Saved entries
········

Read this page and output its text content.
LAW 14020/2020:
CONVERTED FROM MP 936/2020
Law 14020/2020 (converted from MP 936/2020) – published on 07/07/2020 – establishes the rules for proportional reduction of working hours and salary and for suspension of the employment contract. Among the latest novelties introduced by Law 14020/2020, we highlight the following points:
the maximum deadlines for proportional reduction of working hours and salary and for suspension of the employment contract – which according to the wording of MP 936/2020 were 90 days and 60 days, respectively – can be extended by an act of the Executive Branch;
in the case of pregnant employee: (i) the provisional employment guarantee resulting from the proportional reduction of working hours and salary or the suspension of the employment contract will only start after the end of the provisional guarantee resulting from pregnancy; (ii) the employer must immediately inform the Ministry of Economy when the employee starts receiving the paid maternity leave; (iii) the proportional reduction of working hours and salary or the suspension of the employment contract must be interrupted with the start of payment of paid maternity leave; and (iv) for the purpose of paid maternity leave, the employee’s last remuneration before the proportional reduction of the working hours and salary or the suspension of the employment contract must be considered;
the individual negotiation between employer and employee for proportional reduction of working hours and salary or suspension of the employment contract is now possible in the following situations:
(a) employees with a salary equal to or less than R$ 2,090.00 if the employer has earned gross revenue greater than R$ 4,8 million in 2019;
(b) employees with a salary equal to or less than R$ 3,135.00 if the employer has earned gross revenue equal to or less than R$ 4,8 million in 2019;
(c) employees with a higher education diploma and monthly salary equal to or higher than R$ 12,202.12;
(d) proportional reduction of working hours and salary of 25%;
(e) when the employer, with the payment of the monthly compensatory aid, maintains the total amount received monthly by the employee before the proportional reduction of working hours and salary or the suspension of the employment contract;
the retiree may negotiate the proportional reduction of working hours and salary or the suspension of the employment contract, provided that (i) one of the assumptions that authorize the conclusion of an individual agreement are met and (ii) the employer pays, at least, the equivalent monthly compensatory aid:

········

:: Exercise description ::
Each record should come back exactly as written.

:: Result of the task ::
Read this page and output its text content.
LAW 14020/2020:
CONVERTED FROM MP 936/2020
Law 14020/2020 (converted from MP 936/2020) – published on 07/07/2020 – establishes the rules for proportional reduction of working hours and salary and for suspension of the employment contract. Among the latest novelties introduced by Law 14020/2020, we highlight the following points:
the maximum deadlines for proportional reduction of working hours and salary and for suspension of the employment contract – which according to the wording of MP 936/2020 were 90 days and 60 days, respectively – can be extended by an act of the Executive Branch;
in the case of pregnant employee: (i) the provisional employment guarantee resulting from the proportional reduction of working hours and salary or the suspension of the employment contract will only start after the end of the provisional guarantee resulting from pregnancy; (ii) the employer must immediately inform the Ministry of Economy when the employee starts receiving the paid maternity leave; (iii) the proportional reduction of working hours and salary or the suspension of the employment contract must be interrupted with the start of payment of paid maternity leave; and (iv) for the purpose of paid maternity leave, the employee’s last remuneration before the proportional reduction of the working hours and salary or the suspension of the employment contract must be considered;
the individual negotiation between employer and employee for proportional reduction of working hours and salary or suspension of the employment contract is now possible in the following situations:
(a) employees with a salary equal to or less than R$ 2,090.00 if the employer has earned gross revenue greater than R$ 4,8 million in 2019;
(b) employees with a salary equal to or less than R$ 3,135.00 if the employer has earned gross revenue equal to or less than R$ 4,8 million in 2019;
(c) employees with a higher education diploma and monthly salary equal to or higher than R$ 12,202.12;
(d) proportional reduction of working hours and salary of 25%;
(e) when the employer, with the payment of the monthly compensatory aid, maintains the total amount received monthly by the employee before the proportional reduction of working hours and salary or the suspension of the employment contract;
the retiree may negotiate the proportional reduction of working hours and salary or the suspension of the employment contract, provided that (i) one of the assumptions that authorize the conclusion of an individual agreement are met and (ii) the employer pays, at least, the equivalent monthly compensatory aid:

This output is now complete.